Pictures in the data below are not part of the copy; transcribe everything else exactly.

.....

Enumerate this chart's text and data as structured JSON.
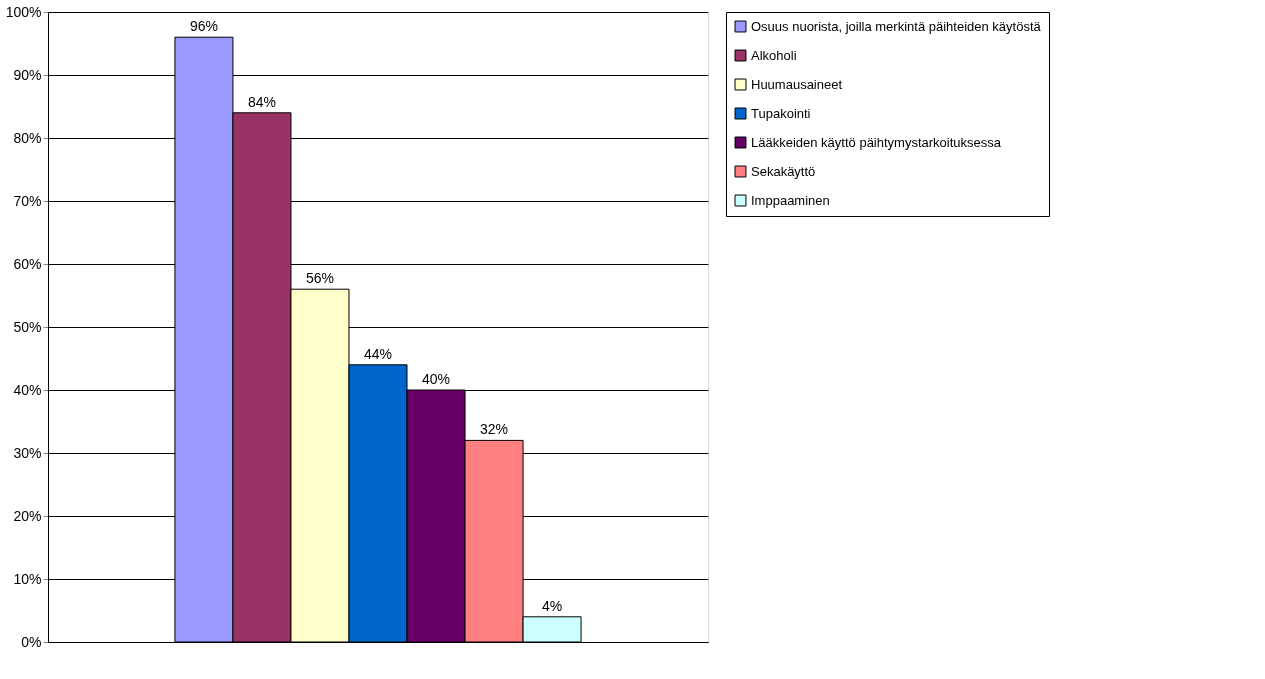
{
  "chart_data": {
    "type": "bar",
    "categories": [
      null
    ],
    "series": [
      {
        "name": "Osuus nuorista, joilla merkintä päihteiden käytöstä",
        "color": "#9999ff",
        "values": [
          96
        ],
        "value_labels": [
          "96%"
        ]
      },
      {
        "name": "Alkoholi",
        "color": "#993366",
        "values": [
          84
        ],
        "value_labels": [
          "84%"
        ]
      },
      {
        "name": "Huumausaineet",
        "color": "#ffffcc",
        "values": [
          56
        ],
        "value_labels": [
          "56%"
        ]
      },
      {
        "name": "Tupakointi",
        "color": "#0066cc",
        "values": [
          44
        ],
        "value_labels": [
          "44%"
        ]
      },
      {
        "name": "Lääkkeiden käyttö päihtymystarkoituksessa",
        "color": "#660066",
        "values": [
          40
        ],
        "value_labels": [
          "40%"
        ]
      },
      {
        "name": "Sekakäyttö",
        "color": "#ff8080",
        "values": [
          32
        ],
        "value_labels": [
          "32%"
        ]
      },
      {
        "name": "Imppaaminen",
        "color": "#ccffff",
        "values": [
          4
        ],
        "value_labels": [
          "4%"
        ]
      }
    ],
    "ylim": [
      0,
      100
    ],
    "yticks": [
      {
        "value": 0,
        "label": "0%"
      },
      {
        "value": 10,
        "label": "10%"
      },
      {
        "value": 20,
        "label": "20%"
      },
      {
        "value": 30,
        "label": "30%"
      },
      {
        "value": 40,
        "label": "40%"
      },
      {
        "value": 50,
        "label": "50%"
      },
      {
        "value": 60,
        "label": "60%"
      },
      {
        "value": 70,
        "label": "70%"
      },
      {
        "value": 80,
        "label": "80%"
      },
      {
        "value": 90,
        "label": "90%"
      },
      {
        "value": 100,
        "label": "100%"
      }
    ],
    "grid": "y",
    "legend": "right"
  }
}
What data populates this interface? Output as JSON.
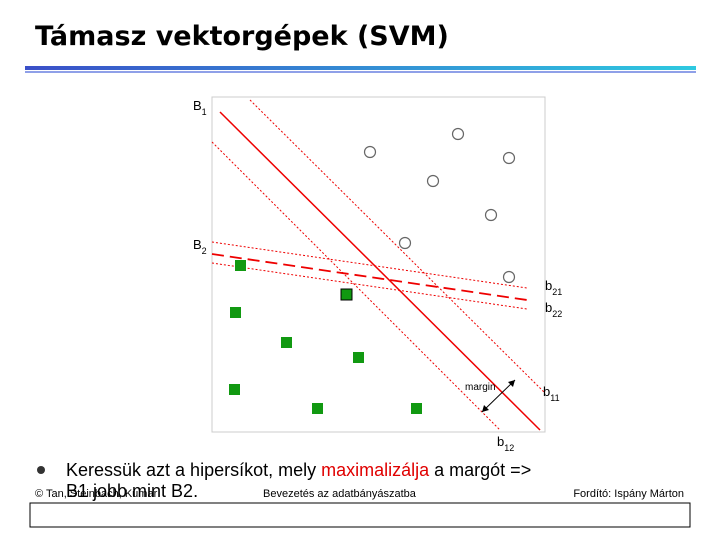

.....

[Exercise solution]
Enumerate this chart's text and data as structured JSON.
{
  "chart_data": {
    "type": "bar",
    "categories": [
      null
    ],
    "series": [
      {
        "name": "Osuus nuorista, joilla merkintä päihteiden käytöstä",
        "color": "#9999ff",
        "values": [
          96
        ],
        "value_labels": [
          "96%"
        ]
      },
      {
        "name": "Alkoholi",
        "color": "#993366",
        "values": [
          84
        ],
        "value_labels": [
          "84%"
        ]
      },
      {
        "name": "Huumausaineet",
        "color": "#ffffcc",
        "values": [
          56
        ],
        "value_labels": [
          "56%"
        ]
      },
      {
        "name": "Tupakointi",
        "color": "#0066cc",
        "values": [
          44
        ],
        "value_labels": [
          "44%"
        ]
      },
      {
        "name": "Lääkkeiden käyttö päihtymystarkoituksessa",
        "color": "#660066",
        "values": [
          40
        ],
        "value_labels": [
          "40%"
        ]
      },
      {
        "name": "Sekakäyttö",
        "color": "#ff8080",
        "values": [
          32
        ],
        "value_labels": [
          "32%"
        ]
      },
      {
        "name": "Imppaaminen",
        "color": "#ccffff",
        "values": [
          4
        ],
        "value_labels": [
          "4%"
        ]
      }
    ],
    "ylim": [
      0,
      100
    ],
    "yticks": [
      {
        "value": 0,
        "label": "0%"
      },
      {
        "value": 10,
        "label": "10%"
      },
      {
        "value": 20,
        "label": "20%"
      },
      {
        "value": 30,
        "label": "30%"
      },
      {
        "value": 40,
        "label": "40%"
      },
      {
        "value": 50,
        "label": "50%"
      },
      {
        "value": 60,
        "label": "60%"
      },
      {
        "value": 70,
        "label": "70%"
      },
      {
        "value": 80,
        "label": "80%"
      },
      {
        "value": 90,
        "label": "90%"
      },
      {
        "value": 100,
        "label": "100%"
      }
    ],
    "grid": "y",
    "legend": "right"
  }
}
What data populates this interface? Output as JSON.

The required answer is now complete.